Reproduce the listing below without any change.
━━━ RECORD EXCERPTS
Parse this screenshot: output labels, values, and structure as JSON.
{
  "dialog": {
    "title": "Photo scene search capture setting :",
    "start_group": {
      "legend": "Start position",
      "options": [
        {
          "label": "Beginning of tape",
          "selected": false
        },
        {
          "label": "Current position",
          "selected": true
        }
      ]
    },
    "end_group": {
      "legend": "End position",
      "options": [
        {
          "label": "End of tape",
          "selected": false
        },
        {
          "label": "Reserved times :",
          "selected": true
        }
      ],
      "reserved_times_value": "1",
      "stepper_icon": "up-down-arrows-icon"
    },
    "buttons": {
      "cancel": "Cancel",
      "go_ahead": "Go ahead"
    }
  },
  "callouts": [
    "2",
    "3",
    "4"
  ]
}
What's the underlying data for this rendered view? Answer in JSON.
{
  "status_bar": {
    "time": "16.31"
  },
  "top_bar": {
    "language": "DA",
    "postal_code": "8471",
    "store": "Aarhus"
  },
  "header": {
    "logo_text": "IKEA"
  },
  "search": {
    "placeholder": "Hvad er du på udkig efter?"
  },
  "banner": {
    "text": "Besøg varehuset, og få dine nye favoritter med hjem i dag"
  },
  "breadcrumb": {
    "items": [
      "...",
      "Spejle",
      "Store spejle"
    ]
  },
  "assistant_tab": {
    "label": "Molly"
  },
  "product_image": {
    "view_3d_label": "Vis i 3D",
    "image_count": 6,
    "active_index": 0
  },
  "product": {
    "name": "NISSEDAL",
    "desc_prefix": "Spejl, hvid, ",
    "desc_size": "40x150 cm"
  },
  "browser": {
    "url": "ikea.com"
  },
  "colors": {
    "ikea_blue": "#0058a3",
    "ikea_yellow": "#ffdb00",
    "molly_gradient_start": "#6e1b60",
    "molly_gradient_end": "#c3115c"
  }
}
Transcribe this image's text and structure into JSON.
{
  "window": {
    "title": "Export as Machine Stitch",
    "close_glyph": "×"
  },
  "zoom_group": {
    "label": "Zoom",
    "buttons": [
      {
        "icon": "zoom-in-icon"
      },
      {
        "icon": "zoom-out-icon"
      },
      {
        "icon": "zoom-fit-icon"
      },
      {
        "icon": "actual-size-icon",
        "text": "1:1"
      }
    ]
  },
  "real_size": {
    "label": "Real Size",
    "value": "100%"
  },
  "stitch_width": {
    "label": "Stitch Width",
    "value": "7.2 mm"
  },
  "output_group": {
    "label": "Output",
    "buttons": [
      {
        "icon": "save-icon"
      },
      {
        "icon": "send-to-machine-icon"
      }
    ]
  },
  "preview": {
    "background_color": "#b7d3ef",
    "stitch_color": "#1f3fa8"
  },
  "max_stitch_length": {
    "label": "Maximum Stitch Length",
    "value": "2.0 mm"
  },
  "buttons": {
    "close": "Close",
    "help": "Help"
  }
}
━━━━━━
◆ TASK RESULT
Parse this screenshot: output labels, values, and structure as JSON.
{
  "dialog": {
    "title": "Photo scene search capture setting :",
    "start_group": {
      "legend": "Start position",
      "options": [
        {
          "label": "Beginning of tape",
          "selected": false
        },
        {
          "label": "Current position",
          "selected": true
        }
      ]
    },
    "end_group": {
      "legend": "End position",
      "options": [
        {
          "label": "End of tape",
          "selected": false
        },
        {
          "label": "Reserved times :",
          "selected": true
        }
      ],
      "reserved_times_value": "1",
      "stepper_icon": "up-down-arrows-icon"
    },
    "buttons": {
      "cancel": "Cancel",
      "go_ahead": "Go ahead"
    }
  },
  "callouts": [
    "2",
    "3",
    "4"
  ]
}
What's the underlying data for this rendered view? Answer in JSON.
{
  "status_bar": {
    "time": "16.31"
  },
  "top_bar": {
    "language": "DA",
    "postal_code": "8471",
    "store": "Aarhus"
  },
  "header": {
    "logo_text": "IKEA"
  },
  "search": {
    "placeholder": "Hvad er du på udkig efter?"
  },
  "banner": {
    "text": "Besøg varehuset, og få dine nye favoritter med hjem i dag"
  },
  "breadcrumb": {
    "items": [
      "...",
      "Spejle",
      "Store spejle"
    ]
  },
  "assistant_tab": {
    "label": "Molly"
  },
  "product_image": {
    "view_3d_label": "Vis i 3D",
    "image_count": 6,
    "active_index": 0
  },
  "product": {
    "name": "NISSEDAL",
    "desc_prefix": "Spejl, hvid, ",
    "desc_size": "40x150 cm"
  },
  "browser": {
    "url": "ikea.com"
  },
  "colors": {
    "ikea_blue": "#0058a3",
    "ikea_yellow": "#ffdb00",
    "molly_gradient_start": "#6e1b60",
    "molly_gradient_end": "#c3115c"
  }
}
Transcribe this image's text and structure into JSON.
{
  "window": {
    "title": "Export as Machine Stitch",
    "close_glyph": "×"
  },
  "zoom_group": {
    "label": "Zoom",
    "buttons": [
      {
        "icon": "zoom-in-icon"
      },
      {
        "icon": "zoom-out-icon"
      },
      {
        "icon": "zoom-fit-icon"
      },
      {
        "icon": "actual-size-icon",
        "text": "1:1"
      }
    ]
  },
  "real_size": {
    "label": "Real Size",
    "value": "100%"
  },
  "stitch_width": {
    "label": "Stitch Width",
    "value": "7.2 mm"
  },
  "output_group": {
    "label": "Output",
    "buttons": [
      {
        "icon": "save-icon"
      },
      {
        "icon": "send-to-machine-icon"
      }
    ]
  },
  "preview": {
    "background_color": "#b7d3ef",
    "stitch_color": "#1f3fa8"
  },
  "max_stitch_length": {
    "label": "Maximum Stitch Length",
    "value": "2.0 mm"
  },
  "buttons": {
    "close": "Close",
    "help": "Help"
  }
}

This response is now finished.